Requirement: From the listing, collect all lines containing the word "reviewers".

Stored data:
-.-.-

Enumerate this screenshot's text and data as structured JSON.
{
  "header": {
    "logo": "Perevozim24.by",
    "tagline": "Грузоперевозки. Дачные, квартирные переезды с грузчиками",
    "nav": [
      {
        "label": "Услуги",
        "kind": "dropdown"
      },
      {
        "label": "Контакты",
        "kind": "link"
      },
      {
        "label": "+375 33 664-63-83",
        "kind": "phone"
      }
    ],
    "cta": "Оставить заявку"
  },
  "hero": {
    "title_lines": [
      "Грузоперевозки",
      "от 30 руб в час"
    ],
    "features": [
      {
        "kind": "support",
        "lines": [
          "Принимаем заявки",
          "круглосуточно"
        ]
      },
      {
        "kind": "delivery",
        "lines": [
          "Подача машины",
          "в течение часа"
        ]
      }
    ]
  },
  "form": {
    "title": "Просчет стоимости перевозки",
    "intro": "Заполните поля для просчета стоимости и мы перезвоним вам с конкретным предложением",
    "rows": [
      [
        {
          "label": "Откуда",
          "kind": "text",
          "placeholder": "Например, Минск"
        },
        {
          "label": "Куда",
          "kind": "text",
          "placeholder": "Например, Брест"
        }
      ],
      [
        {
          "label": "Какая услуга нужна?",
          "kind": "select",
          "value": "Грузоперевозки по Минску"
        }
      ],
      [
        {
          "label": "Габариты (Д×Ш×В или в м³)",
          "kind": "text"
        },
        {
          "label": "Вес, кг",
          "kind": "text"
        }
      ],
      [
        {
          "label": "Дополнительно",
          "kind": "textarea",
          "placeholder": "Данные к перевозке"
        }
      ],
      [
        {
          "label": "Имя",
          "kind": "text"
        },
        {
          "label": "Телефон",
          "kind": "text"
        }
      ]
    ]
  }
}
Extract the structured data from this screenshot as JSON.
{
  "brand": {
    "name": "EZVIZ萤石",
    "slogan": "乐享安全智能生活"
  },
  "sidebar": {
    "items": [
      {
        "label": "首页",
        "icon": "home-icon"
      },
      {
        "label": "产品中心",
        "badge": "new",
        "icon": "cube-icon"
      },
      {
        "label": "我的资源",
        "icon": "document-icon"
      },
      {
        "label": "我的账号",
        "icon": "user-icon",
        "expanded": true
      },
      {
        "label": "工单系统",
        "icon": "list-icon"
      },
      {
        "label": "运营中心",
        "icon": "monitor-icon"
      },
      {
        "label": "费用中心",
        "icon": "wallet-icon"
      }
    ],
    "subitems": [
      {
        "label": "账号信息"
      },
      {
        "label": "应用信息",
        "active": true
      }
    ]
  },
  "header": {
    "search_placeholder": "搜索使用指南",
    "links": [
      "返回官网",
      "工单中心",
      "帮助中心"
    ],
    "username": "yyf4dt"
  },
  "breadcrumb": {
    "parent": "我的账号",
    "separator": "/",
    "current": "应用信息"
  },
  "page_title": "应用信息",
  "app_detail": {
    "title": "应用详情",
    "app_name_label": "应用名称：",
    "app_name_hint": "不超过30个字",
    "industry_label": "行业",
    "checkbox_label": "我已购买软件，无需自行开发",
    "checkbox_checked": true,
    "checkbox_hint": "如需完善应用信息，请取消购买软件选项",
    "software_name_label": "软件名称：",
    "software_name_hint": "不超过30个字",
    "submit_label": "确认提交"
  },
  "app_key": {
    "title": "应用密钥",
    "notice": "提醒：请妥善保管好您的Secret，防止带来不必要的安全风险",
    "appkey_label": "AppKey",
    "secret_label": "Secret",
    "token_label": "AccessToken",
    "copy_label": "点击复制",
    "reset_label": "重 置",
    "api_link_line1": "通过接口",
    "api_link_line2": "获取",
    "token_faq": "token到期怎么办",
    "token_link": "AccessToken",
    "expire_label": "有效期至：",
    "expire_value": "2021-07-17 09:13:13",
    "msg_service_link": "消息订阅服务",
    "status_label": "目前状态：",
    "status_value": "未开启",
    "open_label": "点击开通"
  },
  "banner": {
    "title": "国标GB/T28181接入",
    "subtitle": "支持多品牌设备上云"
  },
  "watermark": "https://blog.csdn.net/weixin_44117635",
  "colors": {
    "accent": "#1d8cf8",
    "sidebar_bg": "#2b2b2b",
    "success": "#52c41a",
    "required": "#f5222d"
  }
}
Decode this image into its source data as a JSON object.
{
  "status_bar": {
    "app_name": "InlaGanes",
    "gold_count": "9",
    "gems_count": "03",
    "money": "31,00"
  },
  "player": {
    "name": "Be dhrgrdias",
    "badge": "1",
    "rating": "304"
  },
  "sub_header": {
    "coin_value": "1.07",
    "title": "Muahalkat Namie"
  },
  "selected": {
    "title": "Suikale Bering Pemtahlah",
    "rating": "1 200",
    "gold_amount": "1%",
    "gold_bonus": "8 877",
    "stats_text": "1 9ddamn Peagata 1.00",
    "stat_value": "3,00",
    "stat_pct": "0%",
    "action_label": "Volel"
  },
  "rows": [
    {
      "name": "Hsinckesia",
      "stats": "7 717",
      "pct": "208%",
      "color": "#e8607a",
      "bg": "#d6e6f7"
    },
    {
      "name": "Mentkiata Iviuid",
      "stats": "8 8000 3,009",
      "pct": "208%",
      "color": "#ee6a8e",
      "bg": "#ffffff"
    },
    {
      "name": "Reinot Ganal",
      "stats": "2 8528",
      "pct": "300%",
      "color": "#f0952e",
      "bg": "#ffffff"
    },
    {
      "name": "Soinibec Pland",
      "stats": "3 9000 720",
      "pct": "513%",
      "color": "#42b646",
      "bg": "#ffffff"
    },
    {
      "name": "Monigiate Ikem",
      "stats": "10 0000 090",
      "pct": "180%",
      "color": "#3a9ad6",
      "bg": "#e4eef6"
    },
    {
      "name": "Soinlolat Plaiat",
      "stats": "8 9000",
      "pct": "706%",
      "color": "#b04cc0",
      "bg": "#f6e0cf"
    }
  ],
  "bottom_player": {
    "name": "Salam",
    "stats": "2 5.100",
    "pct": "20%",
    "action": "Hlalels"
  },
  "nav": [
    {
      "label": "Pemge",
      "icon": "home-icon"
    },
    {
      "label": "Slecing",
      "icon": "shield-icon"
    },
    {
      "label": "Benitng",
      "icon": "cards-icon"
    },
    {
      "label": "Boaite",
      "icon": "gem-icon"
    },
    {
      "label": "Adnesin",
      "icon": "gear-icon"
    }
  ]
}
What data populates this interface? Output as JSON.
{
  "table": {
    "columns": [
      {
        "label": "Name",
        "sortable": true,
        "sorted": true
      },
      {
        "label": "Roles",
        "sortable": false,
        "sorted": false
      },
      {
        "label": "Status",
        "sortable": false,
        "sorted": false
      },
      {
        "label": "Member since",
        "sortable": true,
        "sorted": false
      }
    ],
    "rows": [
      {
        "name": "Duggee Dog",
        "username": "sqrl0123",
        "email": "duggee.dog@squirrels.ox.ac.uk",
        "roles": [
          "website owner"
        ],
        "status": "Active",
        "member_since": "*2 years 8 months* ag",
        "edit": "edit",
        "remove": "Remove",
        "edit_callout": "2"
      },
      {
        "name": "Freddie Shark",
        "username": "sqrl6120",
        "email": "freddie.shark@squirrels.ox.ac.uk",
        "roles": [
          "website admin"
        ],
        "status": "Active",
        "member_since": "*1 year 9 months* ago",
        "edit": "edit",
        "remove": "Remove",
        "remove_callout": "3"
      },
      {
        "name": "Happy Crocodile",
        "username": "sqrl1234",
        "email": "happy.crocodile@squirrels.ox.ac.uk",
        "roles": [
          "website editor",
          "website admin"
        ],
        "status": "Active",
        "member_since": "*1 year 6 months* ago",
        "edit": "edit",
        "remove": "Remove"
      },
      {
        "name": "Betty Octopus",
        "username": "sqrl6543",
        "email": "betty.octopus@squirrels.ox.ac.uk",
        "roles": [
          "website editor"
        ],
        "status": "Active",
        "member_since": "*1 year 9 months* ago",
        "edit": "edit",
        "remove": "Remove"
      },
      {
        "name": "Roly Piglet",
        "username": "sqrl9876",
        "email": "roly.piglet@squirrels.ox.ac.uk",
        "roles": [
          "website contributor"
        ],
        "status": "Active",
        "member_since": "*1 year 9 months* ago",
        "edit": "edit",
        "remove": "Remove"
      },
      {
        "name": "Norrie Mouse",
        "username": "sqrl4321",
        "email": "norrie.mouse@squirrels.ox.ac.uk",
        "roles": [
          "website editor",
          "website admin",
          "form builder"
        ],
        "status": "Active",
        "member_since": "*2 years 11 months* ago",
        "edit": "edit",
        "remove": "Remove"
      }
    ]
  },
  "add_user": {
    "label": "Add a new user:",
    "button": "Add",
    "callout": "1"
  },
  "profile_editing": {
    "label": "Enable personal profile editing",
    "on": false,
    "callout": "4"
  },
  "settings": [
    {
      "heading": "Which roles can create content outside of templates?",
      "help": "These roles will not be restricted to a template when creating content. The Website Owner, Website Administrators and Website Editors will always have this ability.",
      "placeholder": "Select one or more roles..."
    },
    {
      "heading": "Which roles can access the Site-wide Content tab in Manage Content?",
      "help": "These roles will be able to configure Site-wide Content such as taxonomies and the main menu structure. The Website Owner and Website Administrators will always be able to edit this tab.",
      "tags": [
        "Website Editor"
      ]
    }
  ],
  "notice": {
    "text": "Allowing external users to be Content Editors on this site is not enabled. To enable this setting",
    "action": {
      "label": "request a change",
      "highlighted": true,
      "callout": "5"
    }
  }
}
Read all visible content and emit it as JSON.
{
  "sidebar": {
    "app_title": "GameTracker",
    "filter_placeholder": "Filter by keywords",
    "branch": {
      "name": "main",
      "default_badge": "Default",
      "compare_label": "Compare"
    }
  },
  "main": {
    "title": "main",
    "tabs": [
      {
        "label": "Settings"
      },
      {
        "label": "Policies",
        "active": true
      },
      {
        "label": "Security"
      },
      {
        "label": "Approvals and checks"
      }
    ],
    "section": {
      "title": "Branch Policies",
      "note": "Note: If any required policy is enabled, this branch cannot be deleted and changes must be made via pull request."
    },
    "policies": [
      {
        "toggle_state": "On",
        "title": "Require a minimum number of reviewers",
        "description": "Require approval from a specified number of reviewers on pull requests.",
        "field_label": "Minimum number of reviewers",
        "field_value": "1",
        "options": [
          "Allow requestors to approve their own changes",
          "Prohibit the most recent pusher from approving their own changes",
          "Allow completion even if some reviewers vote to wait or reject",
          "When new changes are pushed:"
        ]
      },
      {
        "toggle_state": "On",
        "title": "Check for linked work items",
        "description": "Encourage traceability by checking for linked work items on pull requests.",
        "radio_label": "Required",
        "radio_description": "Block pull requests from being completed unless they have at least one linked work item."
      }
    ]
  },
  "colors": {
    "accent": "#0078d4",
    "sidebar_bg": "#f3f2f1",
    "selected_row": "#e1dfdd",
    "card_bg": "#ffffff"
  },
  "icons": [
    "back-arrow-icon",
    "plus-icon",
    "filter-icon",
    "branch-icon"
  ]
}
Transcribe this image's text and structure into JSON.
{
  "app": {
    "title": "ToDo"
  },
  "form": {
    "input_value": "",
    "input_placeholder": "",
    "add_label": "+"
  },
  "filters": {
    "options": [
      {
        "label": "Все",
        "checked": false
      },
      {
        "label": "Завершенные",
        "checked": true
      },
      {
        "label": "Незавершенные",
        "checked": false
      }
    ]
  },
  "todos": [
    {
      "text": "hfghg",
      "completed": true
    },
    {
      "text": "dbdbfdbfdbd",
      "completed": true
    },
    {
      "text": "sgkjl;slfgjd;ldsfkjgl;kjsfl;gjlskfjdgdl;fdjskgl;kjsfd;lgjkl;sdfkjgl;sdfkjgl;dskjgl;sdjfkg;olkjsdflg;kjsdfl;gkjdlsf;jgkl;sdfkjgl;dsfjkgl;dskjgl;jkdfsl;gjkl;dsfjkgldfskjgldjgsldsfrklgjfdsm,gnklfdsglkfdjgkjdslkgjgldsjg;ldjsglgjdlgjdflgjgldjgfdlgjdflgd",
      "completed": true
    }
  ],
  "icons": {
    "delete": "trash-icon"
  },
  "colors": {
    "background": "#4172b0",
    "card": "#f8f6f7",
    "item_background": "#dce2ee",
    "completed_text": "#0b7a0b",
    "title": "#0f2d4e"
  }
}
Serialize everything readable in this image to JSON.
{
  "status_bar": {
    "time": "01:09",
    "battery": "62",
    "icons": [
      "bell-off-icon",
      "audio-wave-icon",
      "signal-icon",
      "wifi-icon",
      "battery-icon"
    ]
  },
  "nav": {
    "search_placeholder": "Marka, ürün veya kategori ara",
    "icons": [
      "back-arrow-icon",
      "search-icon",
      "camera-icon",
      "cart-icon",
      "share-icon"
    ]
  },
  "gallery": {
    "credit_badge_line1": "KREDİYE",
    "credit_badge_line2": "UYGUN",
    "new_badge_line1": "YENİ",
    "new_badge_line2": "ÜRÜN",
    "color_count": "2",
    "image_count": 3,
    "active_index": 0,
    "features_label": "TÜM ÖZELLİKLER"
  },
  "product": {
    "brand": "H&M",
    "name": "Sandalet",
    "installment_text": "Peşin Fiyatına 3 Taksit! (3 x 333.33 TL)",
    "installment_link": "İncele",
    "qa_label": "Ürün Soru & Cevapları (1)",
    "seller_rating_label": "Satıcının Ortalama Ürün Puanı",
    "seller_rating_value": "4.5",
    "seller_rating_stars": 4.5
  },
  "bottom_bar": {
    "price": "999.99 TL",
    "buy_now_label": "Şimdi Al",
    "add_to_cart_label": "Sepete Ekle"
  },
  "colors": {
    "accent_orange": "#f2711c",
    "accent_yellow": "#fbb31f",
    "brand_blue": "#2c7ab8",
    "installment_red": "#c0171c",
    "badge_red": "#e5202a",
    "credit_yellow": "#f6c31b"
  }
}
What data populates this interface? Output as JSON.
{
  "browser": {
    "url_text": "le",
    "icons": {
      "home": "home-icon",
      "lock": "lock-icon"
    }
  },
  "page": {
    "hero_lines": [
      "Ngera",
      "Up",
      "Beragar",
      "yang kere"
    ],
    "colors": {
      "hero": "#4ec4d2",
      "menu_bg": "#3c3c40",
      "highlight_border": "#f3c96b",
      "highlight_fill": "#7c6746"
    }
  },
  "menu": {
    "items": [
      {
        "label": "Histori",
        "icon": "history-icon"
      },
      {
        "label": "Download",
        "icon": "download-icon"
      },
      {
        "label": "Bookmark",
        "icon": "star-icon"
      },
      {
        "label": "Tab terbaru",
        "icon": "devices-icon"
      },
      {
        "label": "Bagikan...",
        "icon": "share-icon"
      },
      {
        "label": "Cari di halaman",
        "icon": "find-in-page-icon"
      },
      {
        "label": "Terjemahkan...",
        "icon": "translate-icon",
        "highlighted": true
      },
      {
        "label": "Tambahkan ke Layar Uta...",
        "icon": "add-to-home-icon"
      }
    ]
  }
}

-.-.-

Expected output:
        "title": "Require a minimum number of reviewers",
        "description": "Require approval from a specified number of reviewers on pull requests.",
        "field_label": "Minimum number of reviewers",
          "Allow completion even if some reviewers vote to wait or reject",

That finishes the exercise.